▸ **What is being asked**
Wherever "dotace" appears in a line, list that line.
──────── Task input ────────
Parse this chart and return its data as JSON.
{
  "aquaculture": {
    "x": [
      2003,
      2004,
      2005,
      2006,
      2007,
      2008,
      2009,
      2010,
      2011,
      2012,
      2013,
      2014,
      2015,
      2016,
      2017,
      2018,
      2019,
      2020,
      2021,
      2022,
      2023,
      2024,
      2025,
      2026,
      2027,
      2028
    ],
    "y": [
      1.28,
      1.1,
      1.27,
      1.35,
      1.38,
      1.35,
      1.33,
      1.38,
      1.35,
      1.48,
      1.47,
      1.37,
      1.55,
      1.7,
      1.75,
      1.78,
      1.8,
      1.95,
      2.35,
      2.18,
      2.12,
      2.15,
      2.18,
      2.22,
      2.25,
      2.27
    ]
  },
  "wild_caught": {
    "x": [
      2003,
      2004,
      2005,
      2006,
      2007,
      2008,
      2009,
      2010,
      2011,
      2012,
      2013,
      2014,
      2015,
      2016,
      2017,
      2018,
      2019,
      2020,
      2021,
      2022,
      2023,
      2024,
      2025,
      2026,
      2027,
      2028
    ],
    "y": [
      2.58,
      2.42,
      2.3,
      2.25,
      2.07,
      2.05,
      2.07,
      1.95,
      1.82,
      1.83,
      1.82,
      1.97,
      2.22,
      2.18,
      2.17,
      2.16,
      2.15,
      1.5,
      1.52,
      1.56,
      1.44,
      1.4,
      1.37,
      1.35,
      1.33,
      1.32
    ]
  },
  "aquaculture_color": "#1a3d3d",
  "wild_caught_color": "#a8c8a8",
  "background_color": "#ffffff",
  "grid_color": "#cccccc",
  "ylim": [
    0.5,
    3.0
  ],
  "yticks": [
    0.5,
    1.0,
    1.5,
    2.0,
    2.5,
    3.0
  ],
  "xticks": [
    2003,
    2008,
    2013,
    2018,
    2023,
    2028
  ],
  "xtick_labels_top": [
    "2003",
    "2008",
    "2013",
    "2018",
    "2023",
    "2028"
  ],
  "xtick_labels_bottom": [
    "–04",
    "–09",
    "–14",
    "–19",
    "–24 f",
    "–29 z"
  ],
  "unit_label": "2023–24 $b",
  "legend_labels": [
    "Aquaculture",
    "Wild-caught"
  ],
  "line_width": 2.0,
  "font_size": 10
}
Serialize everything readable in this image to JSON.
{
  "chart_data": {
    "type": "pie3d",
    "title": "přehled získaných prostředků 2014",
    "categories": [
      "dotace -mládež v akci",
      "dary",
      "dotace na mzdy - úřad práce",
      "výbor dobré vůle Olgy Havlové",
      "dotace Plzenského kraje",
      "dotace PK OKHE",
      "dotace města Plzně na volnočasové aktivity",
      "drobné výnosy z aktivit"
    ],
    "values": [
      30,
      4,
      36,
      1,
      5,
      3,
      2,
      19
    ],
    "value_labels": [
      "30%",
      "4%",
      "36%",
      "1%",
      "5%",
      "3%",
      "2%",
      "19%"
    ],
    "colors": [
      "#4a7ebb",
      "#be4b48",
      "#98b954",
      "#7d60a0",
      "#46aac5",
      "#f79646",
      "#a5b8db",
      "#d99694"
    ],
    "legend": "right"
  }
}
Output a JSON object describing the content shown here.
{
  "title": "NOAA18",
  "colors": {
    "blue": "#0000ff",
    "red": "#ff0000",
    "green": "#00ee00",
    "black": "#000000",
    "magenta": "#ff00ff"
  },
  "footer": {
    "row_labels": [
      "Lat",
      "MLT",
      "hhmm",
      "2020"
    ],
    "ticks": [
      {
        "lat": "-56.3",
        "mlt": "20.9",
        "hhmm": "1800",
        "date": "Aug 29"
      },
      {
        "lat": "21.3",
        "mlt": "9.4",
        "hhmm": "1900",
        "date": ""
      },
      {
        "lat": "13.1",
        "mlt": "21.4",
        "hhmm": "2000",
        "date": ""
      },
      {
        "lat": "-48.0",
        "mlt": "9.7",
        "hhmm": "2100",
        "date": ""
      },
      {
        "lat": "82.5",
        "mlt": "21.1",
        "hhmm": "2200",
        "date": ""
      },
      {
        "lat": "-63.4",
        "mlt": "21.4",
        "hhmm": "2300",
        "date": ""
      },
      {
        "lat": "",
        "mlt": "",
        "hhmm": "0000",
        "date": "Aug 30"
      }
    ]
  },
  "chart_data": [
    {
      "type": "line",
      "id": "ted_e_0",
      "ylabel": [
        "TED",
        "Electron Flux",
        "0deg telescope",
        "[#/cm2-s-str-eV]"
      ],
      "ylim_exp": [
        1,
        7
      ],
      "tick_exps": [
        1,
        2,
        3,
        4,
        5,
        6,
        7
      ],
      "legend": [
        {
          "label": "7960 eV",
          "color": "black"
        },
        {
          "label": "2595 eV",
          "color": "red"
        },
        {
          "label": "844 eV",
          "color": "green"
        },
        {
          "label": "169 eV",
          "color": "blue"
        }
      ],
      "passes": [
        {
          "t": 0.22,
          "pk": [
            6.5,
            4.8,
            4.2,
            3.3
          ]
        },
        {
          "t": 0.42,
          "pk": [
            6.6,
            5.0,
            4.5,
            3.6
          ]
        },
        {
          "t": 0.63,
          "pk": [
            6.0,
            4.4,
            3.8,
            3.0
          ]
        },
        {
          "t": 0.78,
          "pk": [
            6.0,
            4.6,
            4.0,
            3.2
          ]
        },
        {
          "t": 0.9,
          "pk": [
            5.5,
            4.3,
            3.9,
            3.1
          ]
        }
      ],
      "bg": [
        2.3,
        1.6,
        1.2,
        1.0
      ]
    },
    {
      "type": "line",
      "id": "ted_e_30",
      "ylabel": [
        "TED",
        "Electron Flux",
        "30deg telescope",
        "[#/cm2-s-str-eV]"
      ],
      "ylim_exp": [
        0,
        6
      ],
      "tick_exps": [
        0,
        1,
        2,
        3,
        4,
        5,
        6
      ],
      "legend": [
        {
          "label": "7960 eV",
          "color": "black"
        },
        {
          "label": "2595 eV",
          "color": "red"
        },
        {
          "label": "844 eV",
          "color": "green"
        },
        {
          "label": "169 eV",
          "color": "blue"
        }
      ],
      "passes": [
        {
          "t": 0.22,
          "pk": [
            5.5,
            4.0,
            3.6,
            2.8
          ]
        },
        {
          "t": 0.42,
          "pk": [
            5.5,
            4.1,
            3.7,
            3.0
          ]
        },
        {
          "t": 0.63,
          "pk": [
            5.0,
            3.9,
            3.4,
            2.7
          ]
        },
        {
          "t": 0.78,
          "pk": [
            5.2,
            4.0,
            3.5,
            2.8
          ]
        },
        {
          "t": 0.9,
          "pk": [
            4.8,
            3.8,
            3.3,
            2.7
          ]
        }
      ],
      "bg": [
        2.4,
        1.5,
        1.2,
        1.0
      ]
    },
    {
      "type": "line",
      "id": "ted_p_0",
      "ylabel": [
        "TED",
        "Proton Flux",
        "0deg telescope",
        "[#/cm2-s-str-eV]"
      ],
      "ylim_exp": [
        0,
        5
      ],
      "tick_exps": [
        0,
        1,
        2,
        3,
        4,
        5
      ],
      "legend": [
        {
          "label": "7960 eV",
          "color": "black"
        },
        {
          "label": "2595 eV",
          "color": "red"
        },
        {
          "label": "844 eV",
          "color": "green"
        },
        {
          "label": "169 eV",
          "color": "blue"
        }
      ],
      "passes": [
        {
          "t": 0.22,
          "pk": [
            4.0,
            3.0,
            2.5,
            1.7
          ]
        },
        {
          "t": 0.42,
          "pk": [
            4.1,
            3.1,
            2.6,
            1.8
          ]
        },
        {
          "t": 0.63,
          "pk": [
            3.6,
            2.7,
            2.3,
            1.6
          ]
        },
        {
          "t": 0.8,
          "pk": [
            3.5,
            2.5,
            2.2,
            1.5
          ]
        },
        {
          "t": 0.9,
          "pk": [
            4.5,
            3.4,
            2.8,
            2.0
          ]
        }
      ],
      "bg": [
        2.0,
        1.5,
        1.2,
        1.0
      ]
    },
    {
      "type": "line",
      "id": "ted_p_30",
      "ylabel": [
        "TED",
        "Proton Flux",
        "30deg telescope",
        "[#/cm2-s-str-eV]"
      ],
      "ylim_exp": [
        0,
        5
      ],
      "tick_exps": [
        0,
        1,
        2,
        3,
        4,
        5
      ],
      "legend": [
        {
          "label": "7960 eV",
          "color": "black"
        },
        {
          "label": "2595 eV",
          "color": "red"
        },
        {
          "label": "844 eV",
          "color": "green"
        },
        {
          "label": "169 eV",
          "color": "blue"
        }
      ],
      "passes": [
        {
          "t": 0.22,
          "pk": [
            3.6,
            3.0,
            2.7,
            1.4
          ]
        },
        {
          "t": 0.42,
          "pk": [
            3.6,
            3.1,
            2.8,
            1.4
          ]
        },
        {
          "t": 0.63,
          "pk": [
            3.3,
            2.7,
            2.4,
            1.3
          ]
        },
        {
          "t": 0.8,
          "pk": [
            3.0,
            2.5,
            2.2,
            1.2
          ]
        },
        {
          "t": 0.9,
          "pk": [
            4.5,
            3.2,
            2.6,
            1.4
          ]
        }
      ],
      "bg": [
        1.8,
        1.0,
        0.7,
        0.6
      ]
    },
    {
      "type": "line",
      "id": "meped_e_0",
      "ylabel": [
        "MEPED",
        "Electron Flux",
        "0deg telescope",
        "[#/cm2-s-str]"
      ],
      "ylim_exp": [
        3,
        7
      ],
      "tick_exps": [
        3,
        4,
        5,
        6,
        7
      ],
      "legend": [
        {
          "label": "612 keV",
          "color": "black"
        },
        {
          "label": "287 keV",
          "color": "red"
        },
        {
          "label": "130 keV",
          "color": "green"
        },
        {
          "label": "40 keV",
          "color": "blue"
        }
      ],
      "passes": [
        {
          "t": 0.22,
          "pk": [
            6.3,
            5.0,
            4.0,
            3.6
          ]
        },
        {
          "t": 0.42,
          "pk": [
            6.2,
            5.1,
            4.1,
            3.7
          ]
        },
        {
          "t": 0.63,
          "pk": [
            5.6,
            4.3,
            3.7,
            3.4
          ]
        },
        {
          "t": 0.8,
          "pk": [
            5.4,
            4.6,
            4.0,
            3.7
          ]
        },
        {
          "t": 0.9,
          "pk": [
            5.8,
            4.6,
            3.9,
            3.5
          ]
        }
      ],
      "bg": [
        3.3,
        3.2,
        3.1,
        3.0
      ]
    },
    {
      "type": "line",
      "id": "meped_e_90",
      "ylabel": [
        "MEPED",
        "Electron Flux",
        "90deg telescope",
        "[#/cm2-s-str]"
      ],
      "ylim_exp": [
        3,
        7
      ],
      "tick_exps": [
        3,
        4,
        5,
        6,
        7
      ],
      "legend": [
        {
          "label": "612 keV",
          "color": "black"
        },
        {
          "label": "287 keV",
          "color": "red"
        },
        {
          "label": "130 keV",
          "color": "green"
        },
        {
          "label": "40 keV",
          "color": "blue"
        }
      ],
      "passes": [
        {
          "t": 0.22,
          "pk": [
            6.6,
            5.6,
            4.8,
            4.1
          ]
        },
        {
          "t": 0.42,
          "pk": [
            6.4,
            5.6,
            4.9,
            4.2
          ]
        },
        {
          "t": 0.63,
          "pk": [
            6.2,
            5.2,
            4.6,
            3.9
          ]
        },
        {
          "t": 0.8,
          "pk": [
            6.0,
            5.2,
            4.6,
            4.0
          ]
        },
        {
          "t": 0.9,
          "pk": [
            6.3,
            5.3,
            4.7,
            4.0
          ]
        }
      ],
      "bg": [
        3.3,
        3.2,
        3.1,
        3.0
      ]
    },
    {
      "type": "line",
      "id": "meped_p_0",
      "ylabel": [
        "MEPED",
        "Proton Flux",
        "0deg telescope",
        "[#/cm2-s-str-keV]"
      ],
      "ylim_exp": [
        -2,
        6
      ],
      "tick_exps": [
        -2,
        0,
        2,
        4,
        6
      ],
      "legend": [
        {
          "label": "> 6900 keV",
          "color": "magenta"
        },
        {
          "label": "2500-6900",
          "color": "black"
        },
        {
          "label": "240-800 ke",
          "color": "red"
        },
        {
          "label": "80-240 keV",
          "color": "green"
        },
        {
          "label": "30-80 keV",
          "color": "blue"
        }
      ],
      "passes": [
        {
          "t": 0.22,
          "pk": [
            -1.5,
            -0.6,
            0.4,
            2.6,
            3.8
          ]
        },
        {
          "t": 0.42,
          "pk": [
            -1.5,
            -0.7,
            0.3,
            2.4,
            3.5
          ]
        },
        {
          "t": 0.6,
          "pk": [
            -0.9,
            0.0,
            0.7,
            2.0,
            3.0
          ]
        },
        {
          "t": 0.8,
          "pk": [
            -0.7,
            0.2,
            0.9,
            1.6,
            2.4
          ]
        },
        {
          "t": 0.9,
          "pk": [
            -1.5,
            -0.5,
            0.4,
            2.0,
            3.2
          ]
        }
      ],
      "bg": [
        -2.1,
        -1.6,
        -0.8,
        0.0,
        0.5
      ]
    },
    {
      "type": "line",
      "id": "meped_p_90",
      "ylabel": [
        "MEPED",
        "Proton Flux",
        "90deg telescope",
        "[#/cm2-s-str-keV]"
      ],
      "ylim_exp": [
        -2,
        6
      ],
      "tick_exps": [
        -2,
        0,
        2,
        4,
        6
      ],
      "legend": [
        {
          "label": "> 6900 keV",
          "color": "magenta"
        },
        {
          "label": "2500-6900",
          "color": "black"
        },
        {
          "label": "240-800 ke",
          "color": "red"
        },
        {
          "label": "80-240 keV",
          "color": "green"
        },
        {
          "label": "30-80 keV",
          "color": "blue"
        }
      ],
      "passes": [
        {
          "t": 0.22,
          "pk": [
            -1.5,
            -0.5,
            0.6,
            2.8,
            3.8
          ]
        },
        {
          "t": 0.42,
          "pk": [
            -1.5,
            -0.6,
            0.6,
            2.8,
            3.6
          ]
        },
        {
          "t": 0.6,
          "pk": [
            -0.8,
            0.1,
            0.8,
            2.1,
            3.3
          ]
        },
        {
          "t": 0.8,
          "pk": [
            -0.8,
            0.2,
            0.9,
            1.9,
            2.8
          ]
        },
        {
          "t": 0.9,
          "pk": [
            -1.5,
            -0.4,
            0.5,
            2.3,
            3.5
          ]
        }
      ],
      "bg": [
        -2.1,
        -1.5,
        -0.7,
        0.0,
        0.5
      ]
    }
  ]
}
────────
▸ **Result for this exercise**
      "dotace -mládež v akci",
      "dotace na mzdy - úřad práce",
      "dotace Plzenského kraje",
      "dotace PK OKHE",
      "dotace města Plzně na volnočasové aktivity",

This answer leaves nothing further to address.